Passage provided —



  • At 2011.08.11 09:07, Warren said:

    Well, you’ve done some research, haven’t you? 😛 I’ve long thought that advertising is highly subversive and it’s not just on children. In fact, I think all advertising needs to be more accountable – unfortunately, though, you can’t save people from their stupidity, even though you can protect children in their innocence. I think at the moment, children are pretty well protected in advertising, but it still suffers from the same problem as adult advertising…
    Forgive the word, but it seems the most applicable… Colgate, like every other company, is guilty of a little bulls**** in their advertising to get ahead. An ad campaign here started recently about how brushing cleans only 30% of your tooth, as 70% lies under the gum. It dances around a clear explanation to make it sound like Colgate is the ONLY paste that protects that other 70% – just because they made you aware of it and nobody else used the same explicit words and explanation. Clearly nobody else thought about that other 70% when they were killing mouth bacteria and fighting gum disease. That kind’ve wordplay that really bugs me.
    They’re not as bad as some, though… Companies that trademark inconsequential combinations of chemicals so they can claim they’re the only product that contains it are worse… everything from Dove (NutriumMoisture – check ‘how it works’ on their site) to an ad i heard on the radio there for Testoroid muscle gain formula that contains ‘testofen’ uses the same subversive tactic to try and dupe people…
    Whether they do good things or not, is it not, for them, just another marketing strategy? Isn’t it still about the money? >_>

    • At 2011.08.15 12:51, Maria said:

      Advertising does have bad name I agree but we have become far more savvy and can see though the bulls***

      Yes companies will give information like they are the only ones who are honest enough to clever enough to let you know that, for example, your teeth only account for 30% of oral health. Here use our product. That’s just the nature of the business. Companies are entitled to sell their product. If they happen to get the jump on the competitor then more power to them.

      Truth in advertising… it’s an interesting notion isn’t it? In that case that haven’t been totally dishonest but maybe they haven’t been totally honest. I don’t know. That’s where a clever competitor will find that point of difference and exploit it. Competition is good.

      Question everything.

      Outright dishonestly is bad, very very bad.

      Advertisers can be sly. Maybe it is a little bit of hard work on our part but you can see through their tactics. Like where products are placed on supermarket shelves. The colours and style of packaging.

      For me, I don’t care if a company exploits every avenue they have at their disposal, as long as they are transparent in doing so and are honest in their claims.

Task directions —
In the comment thread on advertising, what share of a tooth does the Colgate ad campaign say brushing cleans?

Available data —
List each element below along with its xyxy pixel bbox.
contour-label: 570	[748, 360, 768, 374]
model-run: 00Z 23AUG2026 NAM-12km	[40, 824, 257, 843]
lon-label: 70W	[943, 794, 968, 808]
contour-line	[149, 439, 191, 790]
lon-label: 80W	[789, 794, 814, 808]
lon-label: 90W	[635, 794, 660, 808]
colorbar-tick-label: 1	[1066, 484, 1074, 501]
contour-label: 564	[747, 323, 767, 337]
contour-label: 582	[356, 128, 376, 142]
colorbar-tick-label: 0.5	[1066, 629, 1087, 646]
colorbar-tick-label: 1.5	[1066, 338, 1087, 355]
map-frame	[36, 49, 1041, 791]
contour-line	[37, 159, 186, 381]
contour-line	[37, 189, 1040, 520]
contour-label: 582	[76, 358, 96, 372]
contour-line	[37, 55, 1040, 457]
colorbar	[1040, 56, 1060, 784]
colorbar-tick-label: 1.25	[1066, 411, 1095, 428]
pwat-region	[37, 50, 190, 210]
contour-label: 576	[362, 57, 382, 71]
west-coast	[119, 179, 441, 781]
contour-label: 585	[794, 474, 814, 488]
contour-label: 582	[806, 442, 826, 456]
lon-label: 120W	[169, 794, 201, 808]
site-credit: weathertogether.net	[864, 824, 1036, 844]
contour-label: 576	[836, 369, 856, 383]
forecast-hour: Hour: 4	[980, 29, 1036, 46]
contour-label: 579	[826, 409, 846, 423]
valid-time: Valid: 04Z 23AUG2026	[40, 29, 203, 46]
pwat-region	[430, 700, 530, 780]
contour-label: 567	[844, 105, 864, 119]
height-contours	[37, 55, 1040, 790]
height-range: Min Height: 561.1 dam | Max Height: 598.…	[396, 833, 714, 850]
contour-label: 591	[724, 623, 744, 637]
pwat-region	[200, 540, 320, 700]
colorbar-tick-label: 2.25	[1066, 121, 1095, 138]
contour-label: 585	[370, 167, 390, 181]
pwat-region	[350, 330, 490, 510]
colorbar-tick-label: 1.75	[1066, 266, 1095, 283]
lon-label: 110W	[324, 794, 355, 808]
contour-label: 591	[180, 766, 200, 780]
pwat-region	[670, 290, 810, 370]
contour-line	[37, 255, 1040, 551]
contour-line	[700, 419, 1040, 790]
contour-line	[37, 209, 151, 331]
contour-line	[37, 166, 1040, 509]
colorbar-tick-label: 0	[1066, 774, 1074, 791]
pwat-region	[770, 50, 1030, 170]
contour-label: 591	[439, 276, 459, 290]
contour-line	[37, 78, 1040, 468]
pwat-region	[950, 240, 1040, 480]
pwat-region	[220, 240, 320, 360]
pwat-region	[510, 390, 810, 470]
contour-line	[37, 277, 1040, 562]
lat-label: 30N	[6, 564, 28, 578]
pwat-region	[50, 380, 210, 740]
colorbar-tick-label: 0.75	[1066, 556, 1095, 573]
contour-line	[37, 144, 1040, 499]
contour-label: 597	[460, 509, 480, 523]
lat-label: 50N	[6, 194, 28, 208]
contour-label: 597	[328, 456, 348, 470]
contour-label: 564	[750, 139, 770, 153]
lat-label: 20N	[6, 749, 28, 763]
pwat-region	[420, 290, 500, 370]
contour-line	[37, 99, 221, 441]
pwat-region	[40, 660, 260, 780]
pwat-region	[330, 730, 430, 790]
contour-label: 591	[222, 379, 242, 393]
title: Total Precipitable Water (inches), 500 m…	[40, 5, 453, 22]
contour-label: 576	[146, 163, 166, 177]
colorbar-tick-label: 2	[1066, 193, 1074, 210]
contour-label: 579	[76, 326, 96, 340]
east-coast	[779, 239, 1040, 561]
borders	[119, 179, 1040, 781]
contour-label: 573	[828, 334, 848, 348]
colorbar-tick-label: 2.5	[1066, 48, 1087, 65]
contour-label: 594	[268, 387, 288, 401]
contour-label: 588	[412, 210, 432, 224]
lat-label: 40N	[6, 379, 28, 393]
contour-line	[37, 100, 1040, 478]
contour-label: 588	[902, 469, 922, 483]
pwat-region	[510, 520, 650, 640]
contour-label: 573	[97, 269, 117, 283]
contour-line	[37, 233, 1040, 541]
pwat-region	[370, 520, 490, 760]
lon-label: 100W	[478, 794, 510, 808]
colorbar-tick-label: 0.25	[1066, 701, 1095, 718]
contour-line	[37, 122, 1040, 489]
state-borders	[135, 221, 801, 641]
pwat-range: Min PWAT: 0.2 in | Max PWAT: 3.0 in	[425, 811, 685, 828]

Solution to this problem —
30%, since 70% of the tooth lies under the gum.